* _TEXT TO READ_:
┌──
Dream of PURE
Regex
Author: Amasaki Shinobu (雨崎しのぶ)
Twitter: @amasaki203
Posted on: 2024-07-26 JST
Abstract
In the next major release of Fortran Regular Expression
library, I aim to provide pure
operators and a
pure
procedure.
Details
One of my recent personal projects is Forgex—Fortran Regular Expression. The latest version, version 2.0, is still under development. It has implemented Lazy DFA and released its documentation. In this version, the regular expression engine utilizes modern Fortran features, particularly modules, object-oriented programming, and pointers. Within the engine, regular expressions are parsed using module variables of derived-types, and matching is achieved by constructing an abstract syntax tree (AST), an equivalent non-deterministic finite automaton (NFA), and an equivalent deterministic finite automaton (DFA).
In the next version of the project, one of the goals is to support parallelization. There are two possible approaches to parallelize within the library (although I’m not sure if the first one is feasible):
- parallelizing the construction of automata,
- parallelizing the matching process.
The first approach involves the challenge of parallelizing the process of constructing an NFA from an AST and a DFA from an NFA. I’m not sure if this is even theoretically possible. If any readers have information on this, please let me know (feel free to contact me through GitHub issue page).
The second approach is simpler. The .in.
operator and regex
procedure shift the text string
to be matched from the beginning to the right by one character
at a time, trying to match, so in theory, this process can be
parallelized by the length of the string. However, this
approach cannot be applied to the .match.
operator.
Additionally, the potential for parallelization will be limited
when the optimization by literal search[1, 2], which is planned
for future implementation, is incorporated.
I initially considered these approaches, but after
reassessing the assumption that users would benefit from
parallelization, I realized that parallelization did not need
to be achieved within the library. The .in.
,
.match.
and regex
procedures provided
by the library depend only on two arguments—a pattern and text
string—and their results are determined without side effects.
└──
* _SOURCE EXCERPT_:
┌──
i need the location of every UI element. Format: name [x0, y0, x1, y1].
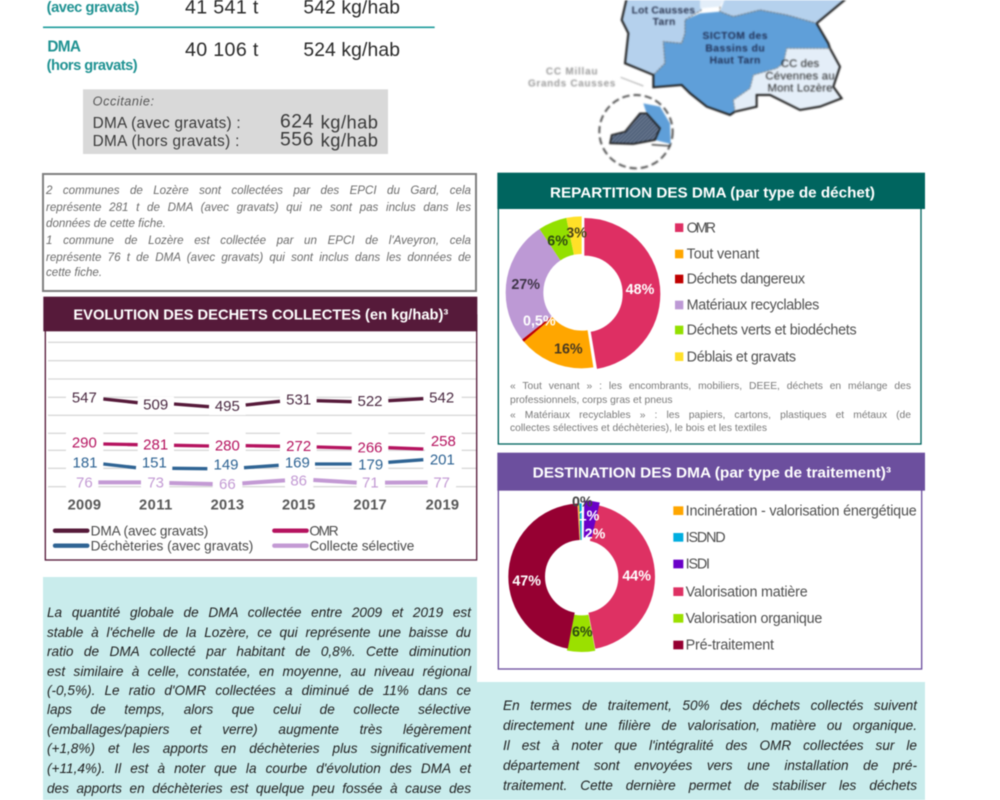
└──
* _DIRECTIVES_:
1. According to the post on the Forgex regular expression library, which operator cannot be parallelized by the approach of parallelizing the matching process?
2. Carry on writing the post about the Forgex regular expression library from the point where it ends.

* _ANSWERS FOR THE TASKS_:
1. The .match. operator.

2.
In Fortran, procedures that have the properties of pure
functions can be written with the pure
attribute.
These can be used in do concurrent
constructs,
allowing the compiler to partially optimize the code block. In
other words, by implementing thread-safe procedures, users will
be able to handle parallelization themselves.
Therefore, the goal of Forgex version 3 is to rewrite the
code, giving all procedures the pure
attribute,
and to provide pure
.in.
and
.match.
operators, as well as
pure subroutine regex
(which are
function
in v2.0). To achieve this, the following
changes will be added:
- Remove pointers and module variables from the implementation of AST, NFA, and DFA.
- Implement the construction and processing of these using arrays of derived-types with index management.
- Allow reverse transitions in DFA for literal search optimization [1, 2] which I intend to implement in a later version.
Finally, almost all of the source code will be rewritten, but since Forgex v2.0 is only about 3000 lines, I don’t expect it to be too difficult. As of July 24, about 80% of the new AST construction has been written, so if all goes well, I should be able to release version 3 within this year.
Conclusion
Here’s what I’m planning for the next version of Forgex:
- Provide
pure
operators (.in.
and.match.
) and a subroutine (regex
). - Remove pointers and module variables, implement arrays of derived-types.
- Allow for future extensions to implement literal search optimization.
References
- Regex literals optimization - Nitely’s Thoughts, Esteban C. Borsani, 2020.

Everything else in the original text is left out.